## EXERCISE REQUIREMENTS
The records below are to be repeated in full, exactly as they are.

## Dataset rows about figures
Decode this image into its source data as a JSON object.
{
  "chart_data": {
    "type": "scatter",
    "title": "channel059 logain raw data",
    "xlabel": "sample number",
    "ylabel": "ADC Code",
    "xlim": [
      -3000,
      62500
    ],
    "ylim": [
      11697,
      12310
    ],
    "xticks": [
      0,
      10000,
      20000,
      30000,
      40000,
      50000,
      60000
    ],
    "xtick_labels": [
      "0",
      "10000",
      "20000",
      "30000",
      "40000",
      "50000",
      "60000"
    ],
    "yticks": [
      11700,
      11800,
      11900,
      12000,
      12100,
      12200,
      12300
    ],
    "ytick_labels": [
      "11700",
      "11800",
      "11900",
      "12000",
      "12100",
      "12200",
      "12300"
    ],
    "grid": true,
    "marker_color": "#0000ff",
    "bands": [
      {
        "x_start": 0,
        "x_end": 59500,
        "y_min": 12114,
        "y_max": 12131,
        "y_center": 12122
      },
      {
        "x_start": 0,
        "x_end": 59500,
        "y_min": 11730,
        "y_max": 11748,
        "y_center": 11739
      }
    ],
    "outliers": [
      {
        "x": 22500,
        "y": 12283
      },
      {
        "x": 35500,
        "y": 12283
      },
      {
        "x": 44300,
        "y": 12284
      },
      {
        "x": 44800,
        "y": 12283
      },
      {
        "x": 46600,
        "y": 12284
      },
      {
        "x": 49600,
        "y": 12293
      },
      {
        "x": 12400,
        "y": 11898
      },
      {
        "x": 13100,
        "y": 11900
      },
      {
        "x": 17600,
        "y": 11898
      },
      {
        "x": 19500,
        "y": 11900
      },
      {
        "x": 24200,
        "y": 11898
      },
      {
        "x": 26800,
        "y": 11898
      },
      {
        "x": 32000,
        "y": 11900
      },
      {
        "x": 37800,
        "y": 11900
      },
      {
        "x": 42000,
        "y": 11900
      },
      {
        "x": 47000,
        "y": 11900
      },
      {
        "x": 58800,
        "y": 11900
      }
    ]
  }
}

## FINAL RESULT
Decode this image into its source data as a JSON object.
{
  "chart_data": {
    "type": "scatter",
    "title": "channel059 logain raw data",
    "xlabel": "sample number",
    "ylabel": "ADC Code",
    "xlim": [
      -3000,
      62500
    ],
    "ylim": [
      11697,
      12310
    ],
    "xticks": [
      0,
      10000,
      20000,
      30000,
      40000,
      50000,
      60000
    ],
    "xtick_labels": [
      "0",
      "10000",
      "20000",
      "30000",
      "40000",
      "50000",
      "60000"
    ],
    "yticks": [
      11700,
      11800,
      11900,
      12000,
      12100,
      12200,
      12300
    ],
    "ytick_labels": [
      "11700",
      "11800",
      "11900",
      "12000",
      "12100",
      "12200",
      "12300"
    ],
    "grid": true,
    "marker_color": "#0000ff",
    "bands": [
      {
        "x_start": 0,
        "x_end": 59500,
        "y_min": 12114,
        "y_max": 12131,
        "y_center": 12122
      },
      {
        "x_start": 0,
        "x_end": 59500,
        "y_min": 11730,
        "y_max": 11748,
        "y_center": 11739
      }
    ],
    "outliers": [
      {
        "x": 22500,
        "y": 12283
      },
      {
        "x": 35500,
        "y": 12283
      },
      {
        "x": 44300,
        "y": 12284
      },
      {
        "x": 44800,
        "y": 12283
      },
      {
        "x": 46600,
        "y": 12284
      },
      {
        "x": 49600,
        "y": 12293
      },
      {
        "x": 12400,
        "y": 11898
      },
      {
        "x": 13100,
        "y": 11900
      },
      {
        "x": 17600,
        "y": 11898
      },
      {
        "x": 19500,
        "y": 11900
      },
      {
        "x": 24200,
        "y": 11898
      },
      {
        "x": 26800,
        "y": 11898
      },
      {
        "x": 32000,
        "y": 11900
      },
      {
        "x": 37800,
        "y": 11900
      },
      {
        "x": 42000,
        "y": 11900
      },
      {
        "x": 47000,
        "y": 11900
      },
      {
        "x": 58800,
        "y": 11900
      }
    ]
  }
}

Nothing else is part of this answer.